▶ AIM
Rename "Pounds" to "Kilograms" wherever it occurs in the records below, and reproduce the records with nothing else altered. Leave the pictures out.

▶ PROVIDED ENTRIES
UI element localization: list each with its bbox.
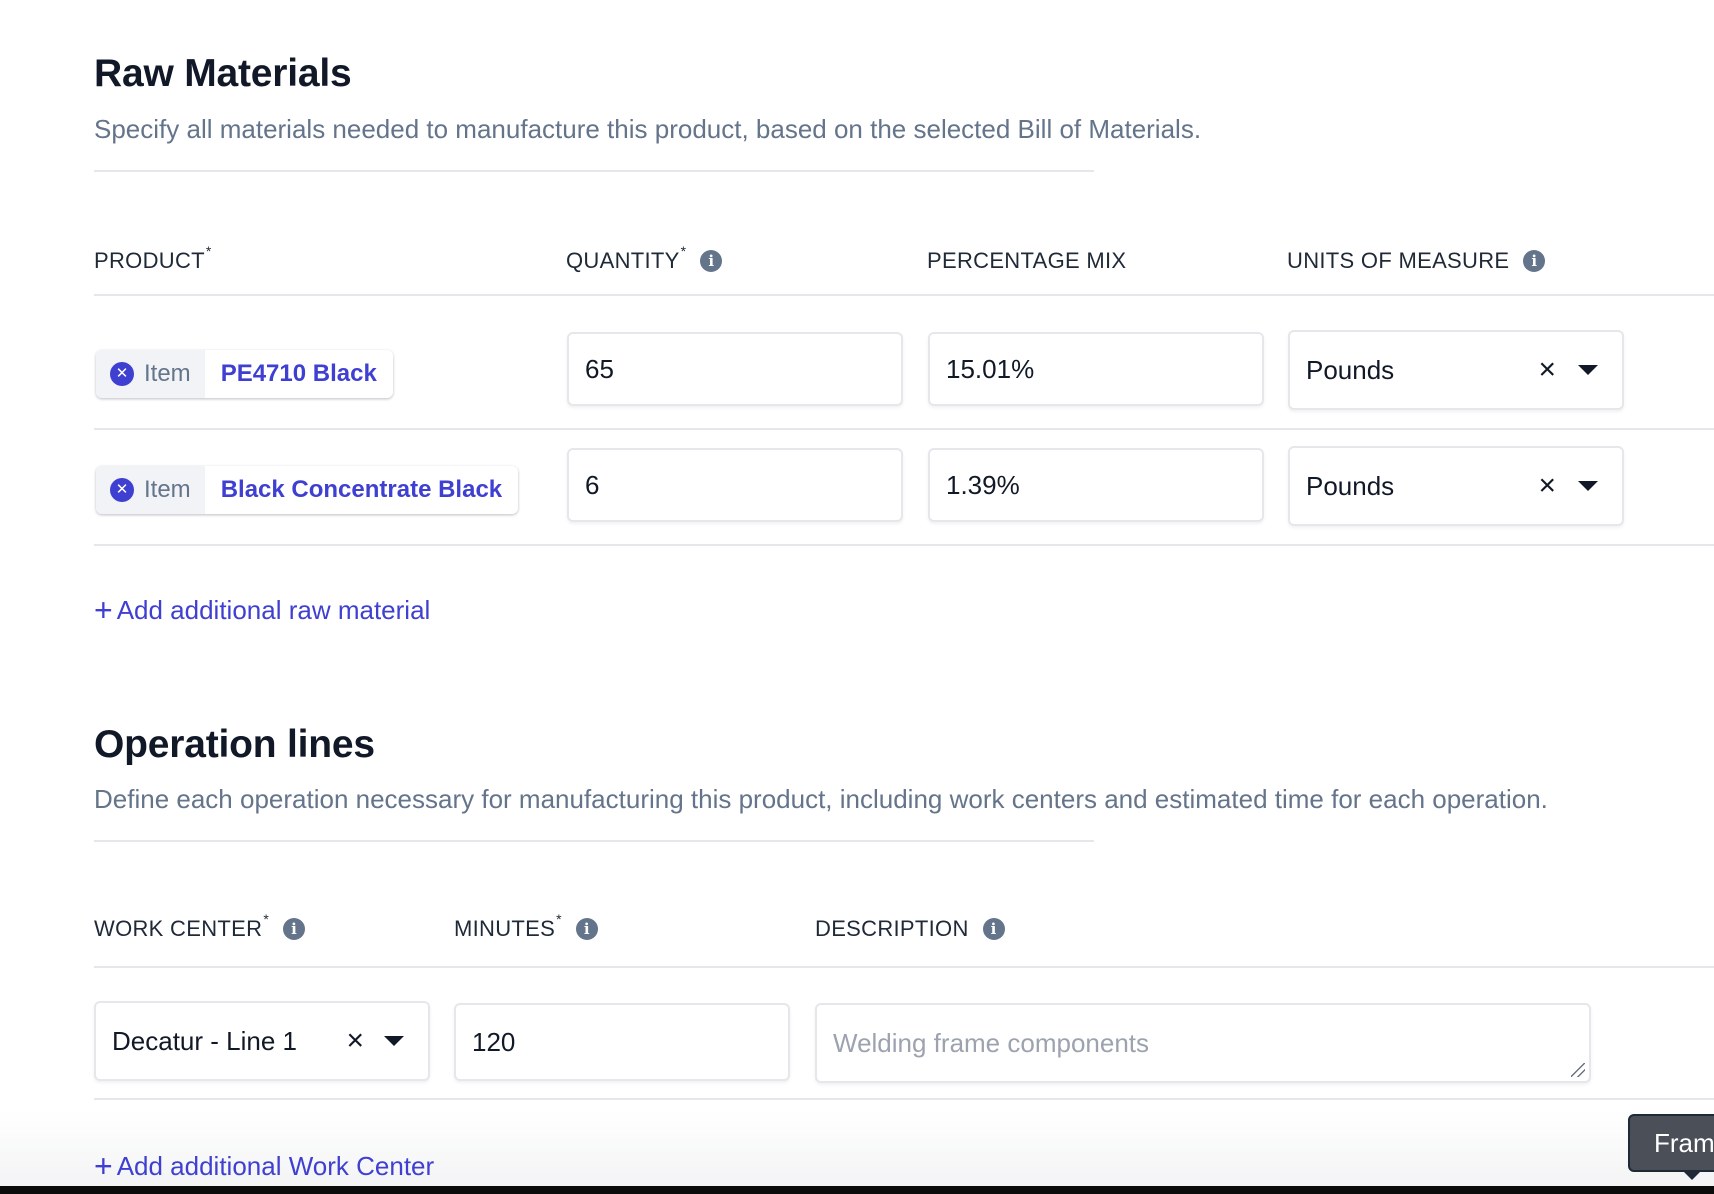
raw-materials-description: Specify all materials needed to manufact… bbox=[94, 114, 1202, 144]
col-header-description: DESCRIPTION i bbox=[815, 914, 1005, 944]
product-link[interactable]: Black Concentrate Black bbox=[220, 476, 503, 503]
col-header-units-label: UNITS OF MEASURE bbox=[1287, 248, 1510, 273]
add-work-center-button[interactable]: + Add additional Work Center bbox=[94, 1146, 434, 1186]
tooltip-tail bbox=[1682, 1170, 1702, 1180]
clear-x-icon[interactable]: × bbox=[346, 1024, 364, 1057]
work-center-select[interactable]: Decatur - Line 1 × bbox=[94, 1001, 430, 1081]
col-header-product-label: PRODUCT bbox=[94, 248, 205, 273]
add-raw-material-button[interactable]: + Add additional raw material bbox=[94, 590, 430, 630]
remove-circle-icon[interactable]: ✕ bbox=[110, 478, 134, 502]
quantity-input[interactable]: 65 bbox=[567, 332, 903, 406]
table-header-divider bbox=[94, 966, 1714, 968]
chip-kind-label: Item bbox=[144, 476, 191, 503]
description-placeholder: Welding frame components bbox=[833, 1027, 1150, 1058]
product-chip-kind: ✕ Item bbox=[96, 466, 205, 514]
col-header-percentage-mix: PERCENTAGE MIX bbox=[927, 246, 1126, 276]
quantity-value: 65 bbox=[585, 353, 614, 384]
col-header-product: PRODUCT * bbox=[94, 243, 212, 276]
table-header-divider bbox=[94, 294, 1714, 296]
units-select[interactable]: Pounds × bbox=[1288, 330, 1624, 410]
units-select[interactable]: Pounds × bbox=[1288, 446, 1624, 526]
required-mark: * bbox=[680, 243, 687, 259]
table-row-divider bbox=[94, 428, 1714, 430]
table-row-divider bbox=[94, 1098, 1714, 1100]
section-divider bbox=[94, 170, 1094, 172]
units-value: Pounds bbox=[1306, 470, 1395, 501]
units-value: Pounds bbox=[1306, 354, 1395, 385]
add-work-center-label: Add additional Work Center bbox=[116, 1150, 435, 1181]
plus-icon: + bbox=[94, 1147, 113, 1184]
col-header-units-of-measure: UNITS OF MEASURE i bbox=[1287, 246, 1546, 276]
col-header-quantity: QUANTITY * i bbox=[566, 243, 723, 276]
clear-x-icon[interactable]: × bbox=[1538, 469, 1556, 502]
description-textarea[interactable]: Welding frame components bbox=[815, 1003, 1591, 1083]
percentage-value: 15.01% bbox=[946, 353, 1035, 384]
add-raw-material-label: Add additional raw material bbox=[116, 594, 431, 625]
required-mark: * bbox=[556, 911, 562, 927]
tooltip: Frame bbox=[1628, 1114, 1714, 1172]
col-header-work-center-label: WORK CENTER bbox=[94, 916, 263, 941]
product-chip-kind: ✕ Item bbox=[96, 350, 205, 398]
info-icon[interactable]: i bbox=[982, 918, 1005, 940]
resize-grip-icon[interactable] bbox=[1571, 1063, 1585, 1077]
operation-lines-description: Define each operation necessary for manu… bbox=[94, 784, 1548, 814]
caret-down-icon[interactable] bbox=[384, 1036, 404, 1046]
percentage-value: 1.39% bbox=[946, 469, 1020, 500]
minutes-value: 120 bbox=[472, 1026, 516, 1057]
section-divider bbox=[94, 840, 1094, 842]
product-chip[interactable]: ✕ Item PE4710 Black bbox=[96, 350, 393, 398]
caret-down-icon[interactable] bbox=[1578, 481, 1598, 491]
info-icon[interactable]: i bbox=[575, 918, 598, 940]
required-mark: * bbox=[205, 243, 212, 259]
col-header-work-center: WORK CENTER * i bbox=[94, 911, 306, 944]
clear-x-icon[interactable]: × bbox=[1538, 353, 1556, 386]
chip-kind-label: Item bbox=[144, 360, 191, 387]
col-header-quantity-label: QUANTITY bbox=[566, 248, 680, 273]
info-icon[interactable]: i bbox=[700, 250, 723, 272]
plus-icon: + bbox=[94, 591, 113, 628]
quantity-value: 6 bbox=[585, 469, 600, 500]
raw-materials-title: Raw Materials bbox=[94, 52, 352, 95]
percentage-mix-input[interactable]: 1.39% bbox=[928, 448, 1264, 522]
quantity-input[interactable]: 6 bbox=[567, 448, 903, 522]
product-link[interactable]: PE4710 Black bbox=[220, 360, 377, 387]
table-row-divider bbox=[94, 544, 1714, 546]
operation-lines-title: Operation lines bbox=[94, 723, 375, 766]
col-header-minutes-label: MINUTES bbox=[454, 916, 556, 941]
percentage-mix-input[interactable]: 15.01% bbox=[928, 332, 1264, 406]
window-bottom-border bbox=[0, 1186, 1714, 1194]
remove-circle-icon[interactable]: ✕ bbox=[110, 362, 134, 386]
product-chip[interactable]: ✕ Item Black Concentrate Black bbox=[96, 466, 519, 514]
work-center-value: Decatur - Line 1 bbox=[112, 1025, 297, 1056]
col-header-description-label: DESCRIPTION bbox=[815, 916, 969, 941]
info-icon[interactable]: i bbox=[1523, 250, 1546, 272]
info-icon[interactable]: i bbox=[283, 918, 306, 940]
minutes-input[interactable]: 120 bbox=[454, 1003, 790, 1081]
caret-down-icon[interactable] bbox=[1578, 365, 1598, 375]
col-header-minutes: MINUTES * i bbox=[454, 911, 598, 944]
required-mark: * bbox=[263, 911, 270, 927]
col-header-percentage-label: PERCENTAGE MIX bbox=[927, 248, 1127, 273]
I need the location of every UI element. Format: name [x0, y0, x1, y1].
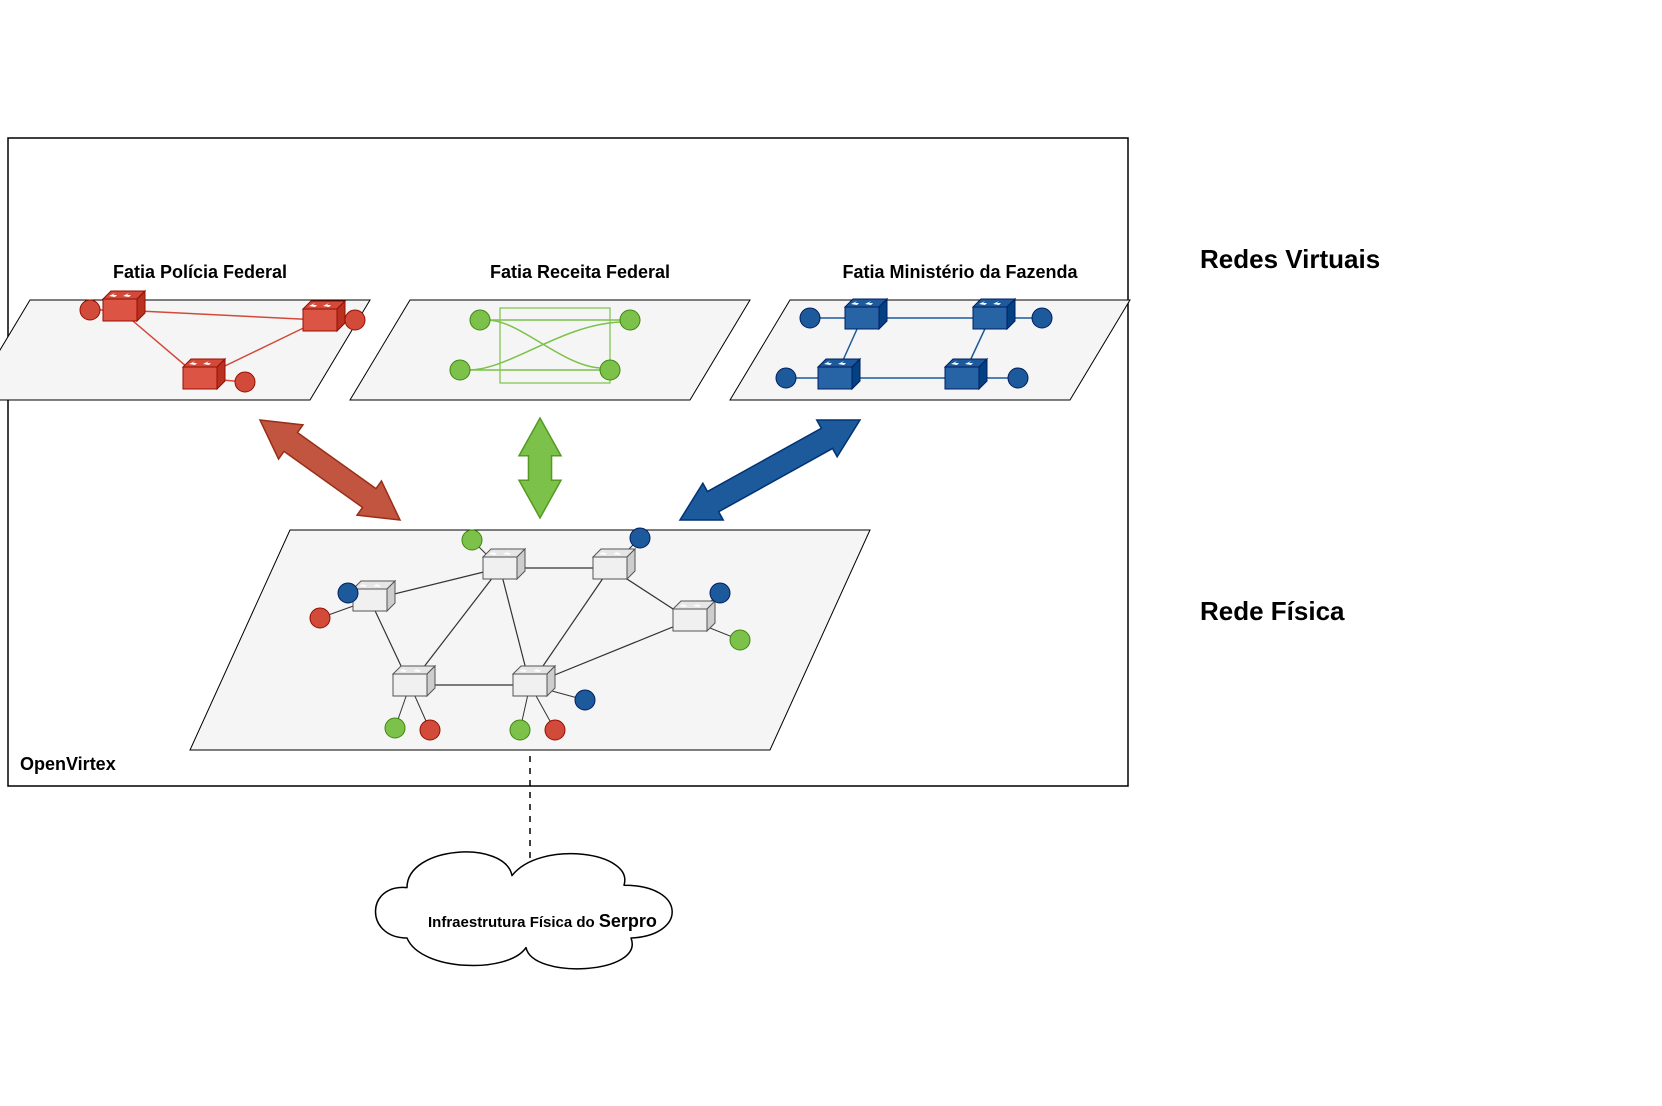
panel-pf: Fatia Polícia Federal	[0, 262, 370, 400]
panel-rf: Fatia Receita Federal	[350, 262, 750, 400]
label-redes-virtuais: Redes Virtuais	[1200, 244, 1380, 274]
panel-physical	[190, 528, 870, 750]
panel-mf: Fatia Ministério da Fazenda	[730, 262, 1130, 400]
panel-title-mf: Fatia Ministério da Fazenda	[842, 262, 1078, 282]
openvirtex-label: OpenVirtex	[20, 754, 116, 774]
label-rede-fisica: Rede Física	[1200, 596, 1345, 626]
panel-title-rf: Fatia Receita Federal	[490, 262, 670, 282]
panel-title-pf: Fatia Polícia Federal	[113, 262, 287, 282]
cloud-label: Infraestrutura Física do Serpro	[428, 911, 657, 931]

▶ OUTPUT BELOW
UI element localization: list each with its bbox.
raw-materials-description: Specify all materials needed to manufact… bbox=[94, 114, 1202, 144]
col-header-description: DESCRIPTION i bbox=[815, 914, 1005, 944]
product-link[interactable]: Black Concentrate Black bbox=[220, 476, 503, 503]
col-header-units-label: UNITS OF MEASURE bbox=[1287, 248, 1510, 273]
add-work-center-button[interactable]: + Add additional Work Center bbox=[94, 1146, 434, 1186]
tooltip-tail bbox=[1682, 1170, 1702, 1180]
clear-x-icon[interactable]: × bbox=[346, 1024, 364, 1057]
work-center-select[interactable]: Decatur - Line 1 × bbox=[94, 1001, 430, 1081]
col-header-product-label: PRODUCT bbox=[94, 248, 205, 273]
add-raw-material-button[interactable]: + Add additional raw material bbox=[94, 590, 430, 630]
remove-circle-icon[interactable]: ✕ bbox=[110, 478, 134, 502]
quantity-input[interactable]: 65 bbox=[567, 332, 903, 406]
table-header-divider bbox=[94, 966, 1714, 968]
chip-kind-label: Item bbox=[144, 476, 191, 503]
description-placeholder: Welding frame components bbox=[833, 1027, 1150, 1058]
product-chip-kind: ✕ Item bbox=[96, 466, 205, 514]
col-header-percentage-mix: PERCENTAGE MIX bbox=[927, 246, 1126, 276]
quantity-value: 65 bbox=[585, 353, 614, 384]
col-header-product: PRODUCT * bbox=[94, 243, 212, 276]
table-header-divider bbox=[94, 294, 1714, 296]
units-select[interactable]: Kilograms × bbox=[1288, 330, 1624, 410]
units-select[interactable]: Kilograms × bbox=[1288, 446, 1624, 526]
required-mark: * bbox=[680, 243, 687, 259]
table-row-divider bbox=[94, 428, 1714, 430]
table-row-divider bbox=[94, 1098, 1714, 1100]
section-divider bbox=[94, 170, 1094, 172]
units-value: Kilograms bbox=[1306, 470, 1395, 501]
units-value: Kilograms bbox=[1306, 354, 1395, 385]
add-work-center-label: Add additional Work Center bbox=[116, 1150, 435, 1181]
plus-icon: + bbox=[94, 1147, 113, 1184]
col-header-units-of-measure: UNITS OF MEASURE i bbox=[1287, 246, 1546, 276]
col-header-quantity: QUANTITY * i bbox=[566, 243, 723, 276]
clear-x-icon[interactable]: × bbox=[1538, 469, 1556, 502]
description-textarea[interactable]: Welding frame components bbox=[815, 1003, 1591, 1083]
percentage-value: 15.01% bbox=[946, 353, 1035, 384]
add-raw-material-label: Add additional raw material bbox=[116, 594, 431, 625]
required-mark: * bbox=[556, 911, 562, 927]
tooltip: Frame bbox=[1628, 1114, 1714, 1172]
col-header-work-center-label: WORK CENTER bbox=[94, 916, 263, 941]
product-chip-kind: ✕ Item bbox=[96, 350, 205, 398]
info-icon[interactable]: i bbox=[982, 918, 1005, 940]
resize-grip-icon[interactable] bbox=[1571, 1063, 1585, 1077]
operation-lines-description: Define each operation necessary for manu… bbox=[94, 784, 1548, 814]
caret-down-icon[interactable] bbox=[384, 1036, 404, 1046]
percentage-value: 1.39% bbox=[946, 469, 1020, 500]
minutes-value: 120 bbox=[472, 1026, 516, 1057]
section-divider bbox=[94, 840, 1094, 842]
product-chip[interactable]: ✕ Item PE4710 Black bbox=[96, 350, 393, 398]
caret-down-icon[interactable] bbox=[1578, 481, 1598, 491]
info-icon[interactable]: i bbox=[575, 918, 598, 940]
required-mark: * bbox=[205, 243, 212, 259]
col-header-work-center: WORK CENTER * i bbox=[94, 911, 306, 944]
clear-x-icon[interactable]: × bbox=[1538, 353, 1556, 386]
chip-kind-label: Item bbox=[144, 360, 191, 387]
col-header-quantity-label: QUANTITY bbox=[566, 248, 680, 273]
info-icon[interactable]: i bbox=[700, 250, 723, 272]
plus-icon: + bbox=[94, 591, 113, 628]
quantity-value: 6 bbox=[585, 469, 600, 500]
raw-materials-title: Raw Materials bbox=[94, 52, 352, 95]
percentage-mix-input[interactable]: 1.39% bbox=[928, 448, 1264, 522]
quantity-input[interactable]: 6 bbox=[567, 448, 903, 522]
product-link[interactable]: PE4710 Black bbox=[220, 360, 377, 387]
table-row-divider bbox=[94, 544, 1714, 546]
operation-lines-title: Operation lines bbox=[94, 723, 375, 766]
col-header-minutes-label: MINUTES bbox=[454, 916, 556, 941]
percentage-mix-input[interactable]: 15.01% bbox=[928, 332, 1264, 406]
window-bottom-border bbox=[0, 1186, 1714, 1194]
remove-circle-icon[interactable]: ✕ bbox=[110, 362, 134, 386]
product-chip[interactable]: ✕ Item Black Concentrate Black bbox=[96, 466, 519, 514]
work-center-value: Decatur - Line 1 bbox=[112, 1025, 297, 1056]
col-header-description-label: DESCRIPTION bbox=[815, 916, 969, 941]
info-icon[interactable]: i bbox=[1523, 250, 1546, 272]
info-icon[interactable]: i bbox=[283, 918, 306, 940]
minutes-input[interactable]: 120 bbox=[454, 1003, 790, 1081]
caret-down-icon[interactable] bbox=[1578, 365, 1598, 375]
col-header-minutes: MINUTES * i bbox=[454, 911, 598, 944]
required-mark: * bbox=[263, 911, 270, 927]
col-header-percentage-label: PERCENTAGE MIX bbox=[927, 248, 1127, 273]
I need the location of every UI element. Format: name [x0, y0, x1, y1].
panel-pf: Fatia Polícia Federal	[0, 262, 370, 400]
panel-rf: Fatia Receita Federal	[350, 262, 750, 400]
label-redes-virtuais: Redes Virtuais	[1200, 244, 1380, 274]
panel-physical	[190, 528, 870, 750]
panel-mf: Fatia Ministério da Fazenda	[730, 262, 1130, 400]
panel-title-mf: Fatia Ministério da Fazenda	[842, 262, 1078, 282]
openvirtex-label: OpenVirtex	[20, 754, 116, 774]
label-rede-fisica: Rede Física	[1200, 596, 1345, 626]
panel-title-rf: Fatia Receita Federal	[490, 262, 670, 282]
panel-title-pf: Fatia Polícia Federal	[113, 262, 287, 282]
cloud-label: Infraestrutura Física do Serpro	[428, 911, 657, 931]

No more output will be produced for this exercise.